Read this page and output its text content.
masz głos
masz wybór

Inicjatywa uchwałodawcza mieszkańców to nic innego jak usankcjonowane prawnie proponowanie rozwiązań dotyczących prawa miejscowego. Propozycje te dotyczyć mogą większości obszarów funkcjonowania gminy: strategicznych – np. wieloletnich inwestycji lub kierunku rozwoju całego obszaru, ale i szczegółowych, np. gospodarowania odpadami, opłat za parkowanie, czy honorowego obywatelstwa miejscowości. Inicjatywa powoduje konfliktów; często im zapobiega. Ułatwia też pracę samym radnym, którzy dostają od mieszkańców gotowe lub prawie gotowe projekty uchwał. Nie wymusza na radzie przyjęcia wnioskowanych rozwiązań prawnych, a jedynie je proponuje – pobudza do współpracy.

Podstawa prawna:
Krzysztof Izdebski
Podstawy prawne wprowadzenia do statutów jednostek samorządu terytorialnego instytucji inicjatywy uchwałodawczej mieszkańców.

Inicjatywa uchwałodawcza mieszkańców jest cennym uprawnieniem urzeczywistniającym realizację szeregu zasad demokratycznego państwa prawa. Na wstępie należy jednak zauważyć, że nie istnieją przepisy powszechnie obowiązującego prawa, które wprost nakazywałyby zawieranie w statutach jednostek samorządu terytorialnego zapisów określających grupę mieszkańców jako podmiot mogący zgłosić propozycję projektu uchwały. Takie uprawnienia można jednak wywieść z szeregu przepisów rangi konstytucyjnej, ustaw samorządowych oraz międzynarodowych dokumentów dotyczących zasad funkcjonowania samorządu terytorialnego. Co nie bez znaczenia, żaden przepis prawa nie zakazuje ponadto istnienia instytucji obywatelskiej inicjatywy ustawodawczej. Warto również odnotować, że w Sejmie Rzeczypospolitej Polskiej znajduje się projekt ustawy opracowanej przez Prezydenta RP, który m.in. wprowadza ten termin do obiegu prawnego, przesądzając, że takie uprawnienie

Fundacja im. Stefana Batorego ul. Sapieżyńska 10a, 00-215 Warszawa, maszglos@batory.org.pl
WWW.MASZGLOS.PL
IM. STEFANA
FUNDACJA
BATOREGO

○ ○ ○

- [PROBLEM TO SOLVE] Reproduce the complete set of lines precisely as supplied.

- [ANSWER]
Read this page and output its text content.
masz głos
masz wybór

Inicjatywa uchwałodawcza mieszkańców to nic innego jak usankcjonowane prawnie proponowanie rozwiązań dotyczących prawa miejscowego. Propozycje te dotyczyć mogą większości obszarów funkcjonowania gminy: strategicznych – np. wieloletnich inwestycji lub kierunku rozwoju całego obszaru, ale i szczegółowych, np. gospodarowania odpadami, opłat za parkowanie, czy honorowego obywatelstwa miejscowości. Inicjatywa powoduje konfliktów; często im zapobiega. Ułatwia też pracę samym radnym, którzy dostają od mieszkańców gotowe lub prawie gotowe projekty uchwał. Nie wymusza na radzie przyjęcia wnioskowanych rozwiązań prawnych, a jedynie je proponuje – pobudza do współpracy.

Podstawa prawna:
Krzysztof Izdebski
Podstawy prawne wprowadzenia do statutów jednostek samorządu terytorialnego instytucji inicjatywy uchwałodawczej mieszkańców.

Inicjatywa uchwałodawcza mieszkańców jest cennym uprawnieniem urzeczywistniającym realizację szeregu zasad demokratycznego państwa prawa. Na wstępie należy jednak zauważyć, że nie istnieją przepisy powszechnie obowiązującego prawa, które wprost nakazywałyby zawieranie w statutach jednostek samorządu terytorialnego zapisów określających grupę mieszkańców jako podmiot mogący zgłosić propozycję projektu uchwały. Takie uprawnienia można jednak wywieść z szeregu przepisów rangi konstytucyjnej, ustaw samorządowych oraz międzynarodowych dokumentów dotyczących zasad funkcjonowania samorządu terytorialnego. Co nie bez znaczenia, żaden przepis prawa nie zakazuje ponadto istnienia instytucji obywatelskiej inicjatywy ustawodawczej. Warto również odnotować, że w Sejmie Rzeczypospolitej Polskiej znajduje się projekt ustawy opracowanej przez Prezydenta RP, który m.in. wprowadza ten termin do obiegu prawnego, przesądzając, że takie uprawnienie

Fundacja im. Stefana Batorego ul. Sapieżyńska 10a, 00-215 Warszawa, maszglos@batory.org.pl
WWW.MASZGLOS.PL
IM. STEFANA
FUNDACJA
BATOREGO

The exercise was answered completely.